§ Exercise goal:
Drop the pictures, then extract the listing word for word.

►

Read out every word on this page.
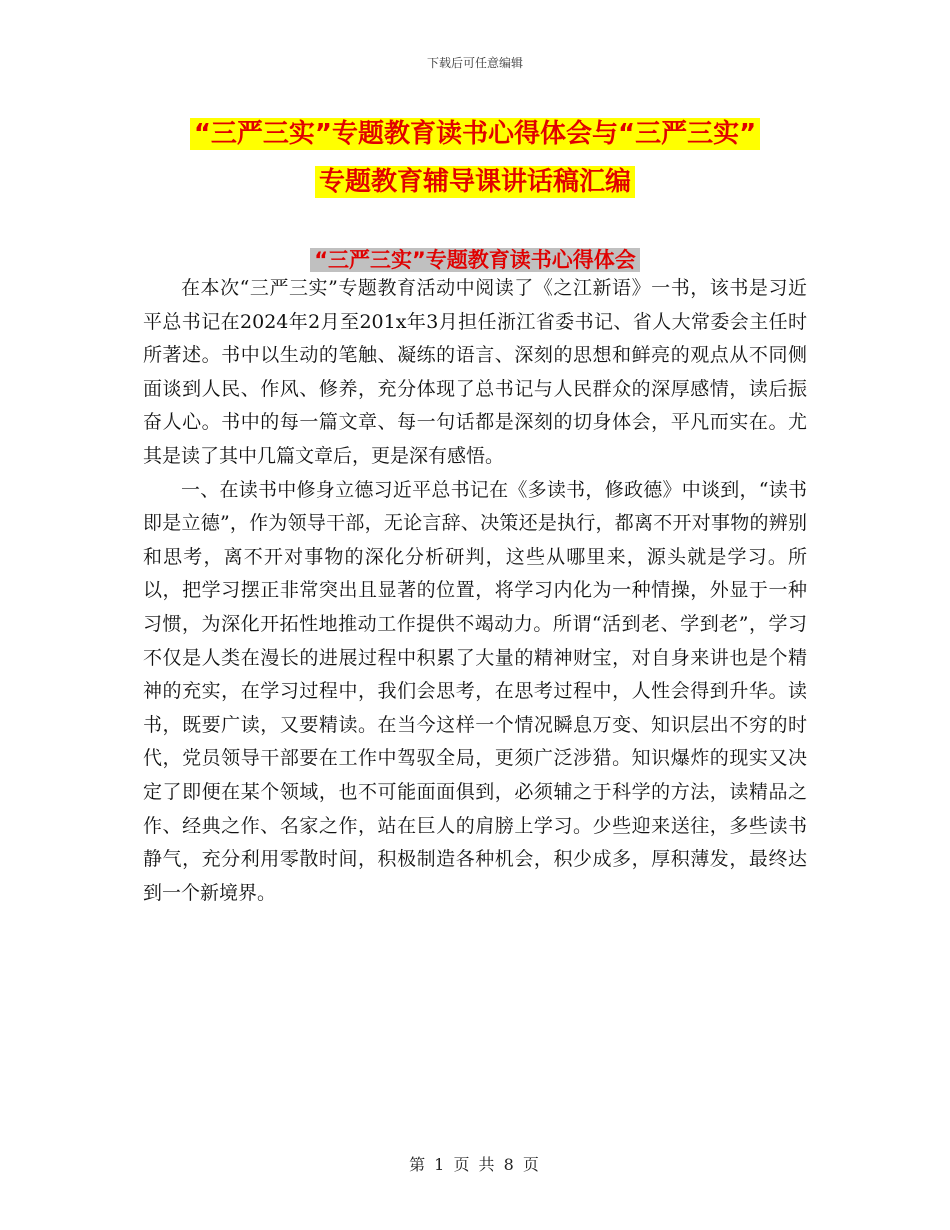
下载后可任意编辑
“三严三实”专题教育读书心得体会与“三严三实”
专题教育辅导课讲话稿汇编
“三严三实”专题教育读书心得体会

在本次“三严三实”专题教育活动中阅读了《之江新语》一书，该书是习近平总书记在2024年2月至201x年3月担任浙江省委书记、省人大常委会主任时所著述。书中以生动的笔触、凝练的语言、深刻的思想和鲜亮的观点从不同侧面谈到人民、作风、修养，充分体现了总书记与人民群众的深厚感情，读后振奋人心。书中的每一篇文章、每一句话都是深刻的切身体会，平凡而实在。尤其是读了其中几篇文章后，更是深有感悟。

一、在读书中修身立德习近平总书记在《多读书，修政德》中谈到，“读书即是立德”，作为领导干部，无论言辞、决策还是执行，都离不开对事物的辨别和思考，离不开对事物的深化分析研判，这些从哪里来，源头就是学习。所以，把学习摆正非常突出且显著的位置，将学习内化为一种情操，外显于一种习惯，为深化开拓性地推动工作提供不竭动力。所谓“活到老、学到老”，学习不仅是人类在漫长的进展过程中积累了大量的精神财宝，对自身来讲也是个精神的充实，在学习过程中，我们会思考，在思考过程中，人性会得到升华。读书，既要广读，又要精读。在当今这样一个情况瞬息万变、知识层出不穷的时代，党员领导干部要在工作中驾驭全局，更须广泛涉猎。知识爆炸的现实又决定了即便在某个领域，也不可能面面俱到，必须辅之于科学的方法，读精品之作、经典之作、名家之作，站在巨人的肩膀上学习。少些迎来送往，多些读书静气，充分利用零散时间，积极制造各种机会，积少成多，厚积薄发，最终达到一个新境界。

第 1 页 共 8 页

◄

§ Expected output:
Read out every word on this page.
下载后可任意编辑
“三严三实”专题教育读书心得体会与“三严三实”
专题教育辅导课讲话稿汇编
“三严三实”专题教育读书心得体会

在本次“三严三实”专题教育活动中阅读了《之江新语》一书，该书是习近平总书记在2024年2月至201x年3月担任浙江省委书记、省人大常委会主任时所著述。书中以生动的笔触、凝练的语言、深刻的思想和鲜亮的观点从不同侧面谈到人民、作风、修养，充分体现了总书记与人民群众的深厚感情，读后振奋人心。书中的每一篇文章、每一句话都是深刻的切身体会，平凡而实在。尤其是读了其中几篇文章后，更是深有感悟。

一、在读书中修身立德习近平总书记在《多读书，修政德》中谈到，“读书即是立德”，作为领导干部，无论言辞、决策还是执行，都离不开对事物的辨别和思考，离不开对事物的深化分析研判，这些从哪里来，源头就是学习。所以，把学习摆正非常突出且显著的位置，将学习内化为一种情操，外显于一种习惯，为深化开拓性地推动工作提供不竭动力。所谓“活到老、学到老”，学习不仅是人类在漫长的进展过程中积累了大量的精神财宝，对自身来讲也是个精神的充实，在学习过程中，我们会思考，在思考过程中，人性会得到升华。读书，既要广读，又要精读。在当今这样一个情况瞬息万变、知识层出不穷的时代，党员领导干部要在工作中驾驭全局，更须广泛涉猎。知识爆炸的现实又决定了即便在某个领域，也不可能面面俱到，必须辅之于科学的方法，读精品之作、经典之作、名家之作，站在巨人的肩膀上学习。少些迎来送往，多些读书静气，充分利用零散时间，积极制造各种机会，积少成多，厚积薄发，最终达到一个新境界。

第 1 页 共 8 页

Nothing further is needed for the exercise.